#### Do this
Retype the records below exactly as they appear.

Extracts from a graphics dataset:
|---|
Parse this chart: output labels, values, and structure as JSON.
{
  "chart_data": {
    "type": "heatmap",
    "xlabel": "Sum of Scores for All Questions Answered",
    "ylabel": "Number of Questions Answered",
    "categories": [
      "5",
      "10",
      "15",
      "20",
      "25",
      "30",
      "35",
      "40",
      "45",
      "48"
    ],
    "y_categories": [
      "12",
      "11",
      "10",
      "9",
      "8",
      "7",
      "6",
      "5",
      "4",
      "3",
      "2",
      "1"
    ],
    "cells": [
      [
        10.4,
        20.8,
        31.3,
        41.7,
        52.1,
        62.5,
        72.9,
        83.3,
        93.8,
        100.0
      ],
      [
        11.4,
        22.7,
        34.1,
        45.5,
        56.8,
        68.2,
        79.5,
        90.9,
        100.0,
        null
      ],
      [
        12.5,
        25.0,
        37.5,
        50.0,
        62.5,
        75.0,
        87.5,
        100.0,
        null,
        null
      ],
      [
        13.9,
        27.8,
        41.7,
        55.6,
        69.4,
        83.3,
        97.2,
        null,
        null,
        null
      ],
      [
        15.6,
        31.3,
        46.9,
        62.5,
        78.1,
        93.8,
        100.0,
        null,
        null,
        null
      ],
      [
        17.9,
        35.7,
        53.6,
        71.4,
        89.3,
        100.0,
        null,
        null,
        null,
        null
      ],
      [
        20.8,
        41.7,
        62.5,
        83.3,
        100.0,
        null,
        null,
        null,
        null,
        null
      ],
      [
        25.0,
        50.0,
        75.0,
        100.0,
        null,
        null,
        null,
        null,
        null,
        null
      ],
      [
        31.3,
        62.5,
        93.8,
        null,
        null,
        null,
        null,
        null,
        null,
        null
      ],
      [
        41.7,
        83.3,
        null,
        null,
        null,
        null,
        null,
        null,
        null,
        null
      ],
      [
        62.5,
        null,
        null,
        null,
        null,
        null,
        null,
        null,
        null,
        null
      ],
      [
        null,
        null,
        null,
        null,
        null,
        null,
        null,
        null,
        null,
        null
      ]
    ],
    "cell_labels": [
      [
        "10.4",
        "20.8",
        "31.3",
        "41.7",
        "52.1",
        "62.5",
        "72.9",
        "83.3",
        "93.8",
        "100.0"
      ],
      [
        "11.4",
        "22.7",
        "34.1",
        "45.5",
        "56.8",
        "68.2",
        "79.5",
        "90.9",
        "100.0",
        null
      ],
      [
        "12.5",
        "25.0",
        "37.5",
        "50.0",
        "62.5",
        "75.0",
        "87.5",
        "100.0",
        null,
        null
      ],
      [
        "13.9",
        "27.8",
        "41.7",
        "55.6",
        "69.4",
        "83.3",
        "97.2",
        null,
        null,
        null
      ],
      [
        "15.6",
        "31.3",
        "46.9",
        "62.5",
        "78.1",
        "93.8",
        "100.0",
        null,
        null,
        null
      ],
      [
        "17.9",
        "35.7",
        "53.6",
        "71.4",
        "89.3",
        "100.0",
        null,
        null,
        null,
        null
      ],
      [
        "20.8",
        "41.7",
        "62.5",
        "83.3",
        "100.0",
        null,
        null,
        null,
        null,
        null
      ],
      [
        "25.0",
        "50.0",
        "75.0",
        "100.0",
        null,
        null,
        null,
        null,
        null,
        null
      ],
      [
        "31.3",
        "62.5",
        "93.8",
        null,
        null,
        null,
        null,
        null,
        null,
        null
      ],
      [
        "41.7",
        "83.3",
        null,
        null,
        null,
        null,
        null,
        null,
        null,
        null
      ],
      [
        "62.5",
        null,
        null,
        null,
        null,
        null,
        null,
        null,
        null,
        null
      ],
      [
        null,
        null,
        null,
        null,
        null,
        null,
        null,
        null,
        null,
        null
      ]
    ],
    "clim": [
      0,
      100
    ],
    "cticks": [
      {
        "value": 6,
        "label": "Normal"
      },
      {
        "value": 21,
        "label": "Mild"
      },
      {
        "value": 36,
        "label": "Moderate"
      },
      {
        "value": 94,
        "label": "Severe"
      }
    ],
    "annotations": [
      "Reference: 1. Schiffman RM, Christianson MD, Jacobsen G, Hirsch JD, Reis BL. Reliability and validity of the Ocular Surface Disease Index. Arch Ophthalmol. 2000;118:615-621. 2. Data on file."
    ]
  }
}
|---|
#### Output
Parse this chart: output labels, values, and structure as JSON.
{
  "chart_data": {
    "type": "heatmap",
    "xlabel": "Sum of Scores for All Questions Answered",
    "ylabel": "Number of Questions Answered",
    "categories": [
      "5",
      "10",
      "15",
      "20",
      "25",
      "30",
      "35",
      "40",
      "45",
      "48"
    ],
    "y_categories": [
      "12",
      "11",
      "10",
      "9",
      "8",
      "7",
      "6",
      "5",
      "4",
      "3",
      "2",
      "1"
    ],
    "cells": [
      [
        10.4,
        20.8,
        31.3,
        41.7,
        52.1,
        62.5,
        72.9,
        83.3,
        93.8,
        100.0
      ],
      [
        11.4,
        22.7,
        34.1,
        45.5,
        56.8,
        68.2,
        79.5,
        90.9,
        100.0,
        null
      ],
      [
        12.5,
        25.0,
        37.5,
        50.0,
        62.5,
        75.0,
        87.5,
        100.0,
        null,
        null
      ],
      [
        13.9,
        27.8,
        41.7,
        55.6,
        69.4,
        83.3,
        97.2,
        null,
        null,
        null
      ],
      [
        15.6,
        31.3,
        46.9,
        62.5,
        78.1,
        93.8,
        100.0,
        null,
        null,
        null
      ],
      [
        17.9,
        35.7,
        53.6,
        71.4,
        89.3,
        100.0,
        null,
        null,
        null,
        null
      ],
      [
        20.8,
        41.7,
        62.5,
        83.3,
        100.0,
        null,
        null,
        null,
        null,
        null
      ],
      [
        25.0,
        50.0,
        75.0,
        100.0,
        null,
        null,
        null,
        null,
        null,
        null
      ],
      [
        31.3,
        62.5,
        93.8,
        null,
        null,
        null,
        null,
        null,
        null,
        null
      ],
      [
        41.7,
        83.3,
        null,
        null,
        null,
        null,
        null,
        null,
        null,
        null
      ],
      [
        62.5,
        null,
        null,
        null,
        null,
        null,
        null,
        null,
        null,
        null
      ],
      [
        null,
        null,
        null,
        null,
        null,
        null,
        null,
        null,
        null,
        null
      ]
    ],
    "cell_labels": [
      [
        "10.4",
        "20.8",
        "31.3",
        "41.7",
        "52.1",
        "62.5",
        "72.9",
        "83.3",
        "93.8",
        "100.0"
      ],
      [
        "11.4",
        "22.7",
        "34.1",
        "45.5",
        "56.8",
        "68.2",
        "79.5",
        "90.9",
        "100.0",
        null
      ],
      [
        "12.5",
        "25.0",
        "37.5",
        "50.0",
        "62.5",
        "75.0",
        "87.5",
        "100.0",
        null,
        null
      ],
      [
        "13.9",
        "27.8",
        "41.7",
        "55.6",
        "69.4",
        "83.3",
        "97.2",
        null,
        null,
        null
      ],
      [
        "15.6",
        "31.3",
        "46.9",
        "62.5",
        "78.1",
        "93.8",
        "100.0",
        null,
        null,
        null
      ],
      [
        "17.9",
        "35.7",
        "53.6",
        "71.4",
        "89.3",
        "100.0",
        null,
        null,
        null,
        null
      ],
      [
        "20.8",
        "41.7",
        "62.5",
        "83.3",
        "100.0",
        null,
        null,
        null,
        null,
        null
      ],
      [
        "25.0",
        "50.0",
        "75.0",
        "100.0",
        null,
        null,
        null,
        null,
        null,
        null
      ],
      [
        "31.3",
        "62.5",
        "93.8",
        null,
        null,
        null,
        null,
        null,
        null,
        null
      ],
      [
        "41.7",
        "83.3",
        null,
        null,
        null,
        null,
        null,
        null,
        null,
        null
      ],
      [
        "62.5",
        null,
        null,
        null,
        null,
        null,
        null,
        null,
        null,
        null
      ],
      [
        null,
        null,
        null,
        null,
        null,
        null,
        null,
        null,
        null,
        null
      ]
    ],
    "clim": [
      0,
      100
    ],
    "cticks": [
      {
        "value": 6,
        "label": "Normal"
      },
      {
        "value": 21,
        "label": "Mild"
      },
      {
        "value": 36,
        "label": "Moderate"
      },
      {
        "value": 94,
        "label": "Severe"
      }
    ],
    "annotations": [
      "Reference: 1. Schiffman RM, Christianson MD, Jacobsen G, Hirsch JD, Reis BL. Reliability and validity of the Ocular Surface Disease Index. Arch Ophthalmol. 2000;118:615-621. 2. Data on file."
    ]
  }
}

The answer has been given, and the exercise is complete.